RECORDS FOR PROCESSING
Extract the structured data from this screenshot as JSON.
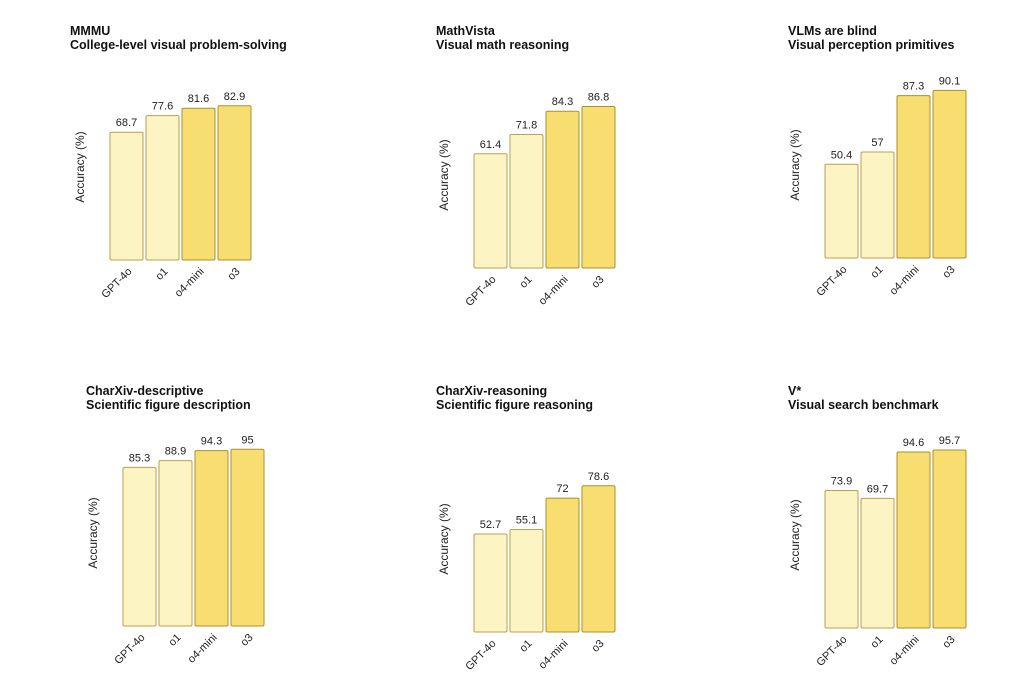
{
  "colors": {
    "GPT-4o": {
      "fill": "#fdf4c4",
      "stroke": "#b8a055"
    },
    "o1": {
      "fill": "#fdf4c4",
      "stroke": "#b8a055"
    },
    "o4-mini": {
      "fill": "#f8de70",
      "stroke": "#a8902f"
    },
    "o3": {
      "fill": "#f8de70",
      "stroke": "#a8902f"
    }
  },
  "chart_data": [
    {
      "type": "bar",
      "title": "MMMU",
      "subtitle": "College-level visual problem-solving",
      "ylabel": "Accuracy (%)",
      "categories": [
        "GPT-4o",
        "o1",
        "o4-mini",
        "o3"
      ],
      "values": [
        68.7,
        77.6,
        81.6,
        82.9
      ],
      "value_labels": [
        "68.7",
        "77.6",
        "81.6",
        "82.9"
      ],
      "ylim": [
        0,
        100
      ]
    },
    {
      "type": "bar",
      "title": "MathVista",
      "subtitle": "Visual math reasoning",
      "ylabel": "Accuracy (%)",
      "categories": [
        "GPT-4o",
        "o1",
        "o4-mini",
        "o3"
      ],
      "values": [
        61.4,
        71.8,
        84.3,
        86.8
      ],
      "value_labels": [
        "61.4",
        "71.8",
        "84.3",
        "86.8"
      ],
      "ylim": [
        0,
        100
      ]
    },
    {
      "type": "bar",
      "title": "VLMs are blind",
      "subtitle": "Visual perception primitives",
      "ylabel": "Accuracy (%)",
      "categories": [
        "GPT-4o",
        "o1",
        "o4-mini",
        "o3"
      ],
      "values": [
        50.4,
        57,
        87.3,
        90.1
      ],
      "value_labels": [
        "50.4",
        "57",
        "87.3",
        "90.1"
      ],
      "ylim": [
        0,
        100
      ]
    },
    {
      "type": "bar",
      "title": "CharXiv-descriptive",
      "subtitle": "Scientific figure description",
      "ylabel": "Accuracy (%)",
      "categories": [
        "GPT-4o",
        "o1",
        "o4-mini",
        "o3"
      ],
      "values": [
        85.3,
        88.9,
        94.3,
        95
      ],
      "value_labels": [
        "85.3",
        "88.9",
        "94.3",
        "95"
      ],
      "ylim": [
        0,
        100
      ]
    },
    {
      "type": "bar",
      "title": "CharXiv-reasoning",
      "subtitle": "Scientific figure reasoning",
      "ylabel": "Accuracy (%)",
      "categories": [
        "GPT-4o",
        "o1",
        "o4-mini",
        "o3"
      ],
      "values": [
        52.7,
        55.1,
        72,
        78.6
      ],
      "value_labels": [
        "52.7",
        "55.1",
        "72",
        "78.6"
      ],
      "ylim": [
        0,
        100
      ]
    },
    {
      "type": "bar",
      "title": "V*",
      "subtitle": "Visual search benchmark",
      "ylabel": "Accuracy (%)",
      "categories": [
        "GPT-4o",
        "o1",
        "o4-mini",
        "o3"
      ],
      "values": [
        73.9,
        69.7,
        94.6,
        95.7
      ],
      "value_labels": [
        "73.9",
        "69.7",
        "94.6",
        "95.7"
      ],
      "ylim": [
        0,
        100
      ]
    }
  ]
}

TASK INSTRUCTIONS
Set down the complete material exactly, but do not include the images.

ANSWER TO THE PROBLEM
Extract the structured data from this screenshot as JSON.
{
  "colors": {
    "GPT-4o": {
      "fill": "#fdf4c4",
      "stroke": "#b8a055"
    },
    "o1": {
      "fill": "#fdf4c4",
      "stroke": "#b8a055"
    },
    "o4-mini": {
      "fill": "#f8de70",
      "stroke": "#a8902f"
    },
    "o3": {
      "fill": "#f8de70",
      "stroke": "#a8902f"
    }
  },
  "chart_data": [
    {
      "type": "bar",
      "title": "MMMU",
      "subtitle": "College-level visual problem-solving",
      "ylabel": "Accuracy (%)",
      "categories": [
        "GPT-4o",
        "o1",
        "o4-mini",
        "o3"
      ],
      "values": [
        68.7,
        77.6,
        81.6,
        82.9
      ],
      "value_labels": [
        "68.7",
        "77.6",
        "81.6",
        "82.9"
      ],
      "ylim": [
        0,
        100
      ]
    },
    {
      "type": "bar",
      "title": "MathVista",
      "subtitle": "Visual math reasoning",
      "ylabel": "Accuracy (%)",
      "categories": [
        "GPT-4o",
        "o1",
        "o4-mini",
        "o3"
      ],
      "values": [
        61.4,
        71.8,
        84.3,
        86.8
      ],
      "value_labels": [
        "61.4",
        "71.8",
        "84.3",
        "86.8"
      ],
      "ylim": [
        0,
        100
      ]
    },
    {
      "type": "bar",
      "title": "VLMs are blind",
      "subtitle": "Visual perception primitives",
      "ylabel": "Accuracy (%)",
      "categories": [
        "GPT-4o",
        "o1",
        "o4-mini",
        "o3"
      ],
      "values": [
        50.4,
        57,
        87.3,
        90.1
      ],
      "value_labels": [
        "50.4",
        "57",
        "87.3",
        "90.1"
      ],
      "ylim": [
        0,
        100
      ]
    },
    {
      "type": "bar",
      "title": "CharXiv-descriptive",
      "subtitle": "Scientific figure description",
      "ylabel": "Accuracy (%)",
      "categories": [
        "GPT-4o",
        "o1",
        "o4-mini",
        "o3"
      ],
      "values": [
        85.3,
        88.9,
        94.3,
        95
      ],
      "value_labels": [
        "85.3",
        "88.9",
        "94.3",
        "95"
      ],
      "ylim": [
        0,
        100
      ]
    },
    {
      "type": "bar",
      "title": "CharXiv-reasoning",
      "subtitle": "Scientific figure reasoning",
      "ylabel": "Accuracy (%)",
      "categories": [
        "GPT-4o",
        "o1",
        "o4-mini",
        "o3"
      ],
      "values": [
        52.7,
        55.1,
        72,
        78.6
      ],
      "value_labels": [
        "52.7",
        "55.1",
        "72",
        "78.6"
      ],
      "ylim": [
        0,
        100
      ]
    },
    {
      "type": "bar",
      "title": "V*",
      "subtitle": "Visual search benchmark",
      "ylabel": "Accuracy (%)",
      "categories": [
        "GPT-4o",
        "o1",
        "o4-mini",
        "o3"
      ],
      "values": [
        73.9,
        69.7,
        94.6,
        95.7
      ],
      "value_labels": [
        "73.9",
        "69.7",
        "94.6",
        "95.7"
      ],
      "ylim": [
        0,
        100
      ]
    }
  ]
}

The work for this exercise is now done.